-- Extracted information start --
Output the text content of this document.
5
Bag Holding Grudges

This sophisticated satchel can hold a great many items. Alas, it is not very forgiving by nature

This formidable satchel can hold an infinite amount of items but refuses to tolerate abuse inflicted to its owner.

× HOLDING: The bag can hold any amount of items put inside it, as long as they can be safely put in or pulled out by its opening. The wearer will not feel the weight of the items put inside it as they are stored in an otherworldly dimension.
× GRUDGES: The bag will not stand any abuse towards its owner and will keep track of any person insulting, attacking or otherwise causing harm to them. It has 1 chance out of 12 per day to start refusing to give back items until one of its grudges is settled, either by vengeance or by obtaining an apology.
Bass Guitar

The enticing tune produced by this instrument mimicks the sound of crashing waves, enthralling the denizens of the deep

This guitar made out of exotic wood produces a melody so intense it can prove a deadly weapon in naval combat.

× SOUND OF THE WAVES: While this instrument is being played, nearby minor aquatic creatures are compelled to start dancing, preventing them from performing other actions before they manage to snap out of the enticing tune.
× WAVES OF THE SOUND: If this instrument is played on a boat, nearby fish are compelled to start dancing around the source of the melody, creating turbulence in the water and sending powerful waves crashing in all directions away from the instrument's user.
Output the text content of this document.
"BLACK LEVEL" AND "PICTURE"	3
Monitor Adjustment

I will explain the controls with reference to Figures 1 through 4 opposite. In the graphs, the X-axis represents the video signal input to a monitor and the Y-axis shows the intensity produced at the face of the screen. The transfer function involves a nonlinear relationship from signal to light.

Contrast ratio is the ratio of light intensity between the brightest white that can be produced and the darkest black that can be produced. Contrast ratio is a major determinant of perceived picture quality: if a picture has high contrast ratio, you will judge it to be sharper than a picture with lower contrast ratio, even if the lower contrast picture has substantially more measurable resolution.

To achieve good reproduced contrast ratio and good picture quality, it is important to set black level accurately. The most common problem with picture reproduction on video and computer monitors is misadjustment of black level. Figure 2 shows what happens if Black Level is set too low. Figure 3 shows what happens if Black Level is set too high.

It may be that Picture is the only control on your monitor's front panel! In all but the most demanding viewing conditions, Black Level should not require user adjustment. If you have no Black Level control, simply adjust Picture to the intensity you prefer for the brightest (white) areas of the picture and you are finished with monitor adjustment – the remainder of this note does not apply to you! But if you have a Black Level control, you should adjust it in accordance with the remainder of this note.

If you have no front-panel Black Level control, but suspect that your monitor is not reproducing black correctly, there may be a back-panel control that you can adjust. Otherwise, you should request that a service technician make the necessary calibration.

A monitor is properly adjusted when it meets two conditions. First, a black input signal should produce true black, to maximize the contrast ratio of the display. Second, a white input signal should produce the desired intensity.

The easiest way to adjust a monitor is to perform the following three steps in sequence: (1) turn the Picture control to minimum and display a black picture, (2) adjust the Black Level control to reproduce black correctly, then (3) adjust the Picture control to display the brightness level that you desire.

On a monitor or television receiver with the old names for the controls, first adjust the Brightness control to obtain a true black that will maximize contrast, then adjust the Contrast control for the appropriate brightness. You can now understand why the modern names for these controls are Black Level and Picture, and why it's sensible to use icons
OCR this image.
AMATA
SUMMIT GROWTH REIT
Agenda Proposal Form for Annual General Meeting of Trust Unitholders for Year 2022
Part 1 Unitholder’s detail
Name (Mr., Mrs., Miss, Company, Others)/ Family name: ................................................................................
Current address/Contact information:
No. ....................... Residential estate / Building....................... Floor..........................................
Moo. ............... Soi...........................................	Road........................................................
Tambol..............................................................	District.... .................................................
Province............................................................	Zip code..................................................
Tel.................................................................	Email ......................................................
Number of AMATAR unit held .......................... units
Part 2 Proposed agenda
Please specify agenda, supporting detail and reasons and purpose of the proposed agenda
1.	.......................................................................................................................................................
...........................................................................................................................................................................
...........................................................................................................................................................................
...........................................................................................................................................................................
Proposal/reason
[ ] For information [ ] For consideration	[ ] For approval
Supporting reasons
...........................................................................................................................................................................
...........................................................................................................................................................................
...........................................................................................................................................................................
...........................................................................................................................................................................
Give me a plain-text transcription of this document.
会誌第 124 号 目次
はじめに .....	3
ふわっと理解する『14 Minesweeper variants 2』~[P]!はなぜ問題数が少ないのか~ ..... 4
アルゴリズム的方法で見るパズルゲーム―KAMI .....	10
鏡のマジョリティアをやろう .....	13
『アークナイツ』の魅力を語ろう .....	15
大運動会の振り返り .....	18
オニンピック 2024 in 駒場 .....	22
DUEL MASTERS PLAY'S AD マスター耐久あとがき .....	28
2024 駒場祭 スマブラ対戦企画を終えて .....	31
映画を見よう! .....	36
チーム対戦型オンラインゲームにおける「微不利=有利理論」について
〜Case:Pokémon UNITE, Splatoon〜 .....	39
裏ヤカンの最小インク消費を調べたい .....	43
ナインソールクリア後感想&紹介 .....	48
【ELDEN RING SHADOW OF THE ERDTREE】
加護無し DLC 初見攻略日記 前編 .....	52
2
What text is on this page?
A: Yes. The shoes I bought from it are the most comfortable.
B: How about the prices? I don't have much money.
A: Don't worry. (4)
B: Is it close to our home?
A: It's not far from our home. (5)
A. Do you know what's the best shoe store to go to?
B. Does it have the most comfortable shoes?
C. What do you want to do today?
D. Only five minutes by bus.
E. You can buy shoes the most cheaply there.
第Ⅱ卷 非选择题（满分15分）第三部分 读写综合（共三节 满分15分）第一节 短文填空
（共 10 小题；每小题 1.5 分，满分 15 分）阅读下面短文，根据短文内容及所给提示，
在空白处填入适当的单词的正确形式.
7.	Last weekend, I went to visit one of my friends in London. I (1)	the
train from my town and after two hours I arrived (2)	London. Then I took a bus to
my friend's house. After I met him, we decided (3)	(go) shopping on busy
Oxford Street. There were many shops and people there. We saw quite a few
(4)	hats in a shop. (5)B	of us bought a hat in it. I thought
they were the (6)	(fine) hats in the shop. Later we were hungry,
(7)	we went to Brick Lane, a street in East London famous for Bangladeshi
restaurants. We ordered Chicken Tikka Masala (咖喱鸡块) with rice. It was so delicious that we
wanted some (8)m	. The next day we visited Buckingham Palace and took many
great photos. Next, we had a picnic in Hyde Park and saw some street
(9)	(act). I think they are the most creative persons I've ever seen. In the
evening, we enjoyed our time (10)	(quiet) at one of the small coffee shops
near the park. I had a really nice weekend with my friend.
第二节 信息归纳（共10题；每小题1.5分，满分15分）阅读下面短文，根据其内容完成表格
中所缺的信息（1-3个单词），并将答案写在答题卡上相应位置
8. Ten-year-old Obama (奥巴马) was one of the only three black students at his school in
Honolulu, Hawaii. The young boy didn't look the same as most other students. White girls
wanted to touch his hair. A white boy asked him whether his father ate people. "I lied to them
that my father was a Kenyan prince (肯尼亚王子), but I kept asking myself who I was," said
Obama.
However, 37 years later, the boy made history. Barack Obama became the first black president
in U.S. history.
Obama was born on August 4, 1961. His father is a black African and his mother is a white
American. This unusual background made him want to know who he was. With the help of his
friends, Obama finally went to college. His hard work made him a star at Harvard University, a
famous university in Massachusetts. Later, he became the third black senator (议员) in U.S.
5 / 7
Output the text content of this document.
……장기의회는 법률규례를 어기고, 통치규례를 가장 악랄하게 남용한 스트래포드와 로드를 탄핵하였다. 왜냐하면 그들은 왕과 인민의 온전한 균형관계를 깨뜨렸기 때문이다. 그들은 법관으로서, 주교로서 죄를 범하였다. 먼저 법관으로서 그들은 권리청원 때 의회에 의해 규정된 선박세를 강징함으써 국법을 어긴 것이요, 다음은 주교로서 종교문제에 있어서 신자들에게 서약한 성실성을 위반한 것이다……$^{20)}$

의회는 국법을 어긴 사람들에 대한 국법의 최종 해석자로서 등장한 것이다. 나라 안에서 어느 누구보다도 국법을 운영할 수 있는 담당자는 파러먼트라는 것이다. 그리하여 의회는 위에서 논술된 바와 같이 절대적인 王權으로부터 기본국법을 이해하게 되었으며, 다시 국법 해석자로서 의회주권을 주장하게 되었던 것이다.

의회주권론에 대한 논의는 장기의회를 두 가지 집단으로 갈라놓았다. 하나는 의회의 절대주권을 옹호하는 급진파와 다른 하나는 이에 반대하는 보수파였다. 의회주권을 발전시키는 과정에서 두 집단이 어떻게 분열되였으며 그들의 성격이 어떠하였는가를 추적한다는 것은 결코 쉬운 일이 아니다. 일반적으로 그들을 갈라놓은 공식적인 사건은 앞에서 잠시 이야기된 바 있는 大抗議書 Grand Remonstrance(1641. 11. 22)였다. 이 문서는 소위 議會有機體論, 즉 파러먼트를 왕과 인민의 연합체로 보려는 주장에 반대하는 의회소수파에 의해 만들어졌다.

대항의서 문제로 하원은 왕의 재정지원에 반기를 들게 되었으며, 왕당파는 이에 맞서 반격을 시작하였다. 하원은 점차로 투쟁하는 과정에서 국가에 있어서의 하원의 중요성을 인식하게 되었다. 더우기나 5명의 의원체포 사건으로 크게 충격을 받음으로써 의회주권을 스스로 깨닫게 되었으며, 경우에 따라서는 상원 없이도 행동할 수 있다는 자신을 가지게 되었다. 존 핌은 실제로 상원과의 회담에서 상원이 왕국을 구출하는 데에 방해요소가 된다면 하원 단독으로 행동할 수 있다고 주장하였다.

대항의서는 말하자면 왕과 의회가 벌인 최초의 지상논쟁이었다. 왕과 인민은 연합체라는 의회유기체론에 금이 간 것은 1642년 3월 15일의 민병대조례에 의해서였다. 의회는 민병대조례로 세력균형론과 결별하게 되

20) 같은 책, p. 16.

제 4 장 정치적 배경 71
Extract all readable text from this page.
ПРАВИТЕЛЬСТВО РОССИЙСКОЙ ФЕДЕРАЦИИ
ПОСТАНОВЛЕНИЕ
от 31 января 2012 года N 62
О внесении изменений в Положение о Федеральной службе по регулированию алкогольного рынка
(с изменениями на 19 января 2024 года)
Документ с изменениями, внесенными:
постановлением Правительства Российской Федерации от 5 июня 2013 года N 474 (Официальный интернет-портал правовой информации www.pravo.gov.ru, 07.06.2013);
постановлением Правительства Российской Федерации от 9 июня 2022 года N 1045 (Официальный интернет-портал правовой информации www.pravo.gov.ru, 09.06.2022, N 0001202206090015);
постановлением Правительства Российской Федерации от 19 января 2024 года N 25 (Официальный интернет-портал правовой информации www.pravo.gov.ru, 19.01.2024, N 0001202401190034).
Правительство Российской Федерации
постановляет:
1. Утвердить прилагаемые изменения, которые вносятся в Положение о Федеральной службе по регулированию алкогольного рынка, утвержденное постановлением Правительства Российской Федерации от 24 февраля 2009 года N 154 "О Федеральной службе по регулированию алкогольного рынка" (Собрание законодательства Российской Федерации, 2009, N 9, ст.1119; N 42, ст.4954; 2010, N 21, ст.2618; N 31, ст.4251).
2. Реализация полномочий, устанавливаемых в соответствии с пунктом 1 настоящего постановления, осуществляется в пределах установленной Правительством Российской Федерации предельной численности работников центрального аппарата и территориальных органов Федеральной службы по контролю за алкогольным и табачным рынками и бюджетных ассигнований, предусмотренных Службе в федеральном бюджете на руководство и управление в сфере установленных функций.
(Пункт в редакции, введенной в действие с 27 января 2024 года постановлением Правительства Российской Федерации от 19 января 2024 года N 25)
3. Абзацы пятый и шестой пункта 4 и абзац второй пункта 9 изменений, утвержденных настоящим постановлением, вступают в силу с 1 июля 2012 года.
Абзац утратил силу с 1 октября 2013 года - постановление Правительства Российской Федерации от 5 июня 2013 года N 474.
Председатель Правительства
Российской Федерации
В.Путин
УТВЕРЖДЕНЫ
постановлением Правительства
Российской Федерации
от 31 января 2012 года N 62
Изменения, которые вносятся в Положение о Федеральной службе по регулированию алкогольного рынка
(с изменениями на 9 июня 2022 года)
-- Extracted information end --
▶ **What to produce**
Copy out all lines where the word "true" appears.

▶ **Task output**
A monitor is properly adjusted when it meets two conditions. First, a black input signal should produce true black, to maximize the contrast ratio of the display. Second, a white input signal should produce the desired intensity.
On a monitor or television receiver with the old names for the controls, first adjust the Brightness control to obtain a true black that will maximize contrast, then adjust the Contrast control for the appropriate brightness. You can now understand why the modern names for these controls are Black Level and Picture, and why it's sensible to use icons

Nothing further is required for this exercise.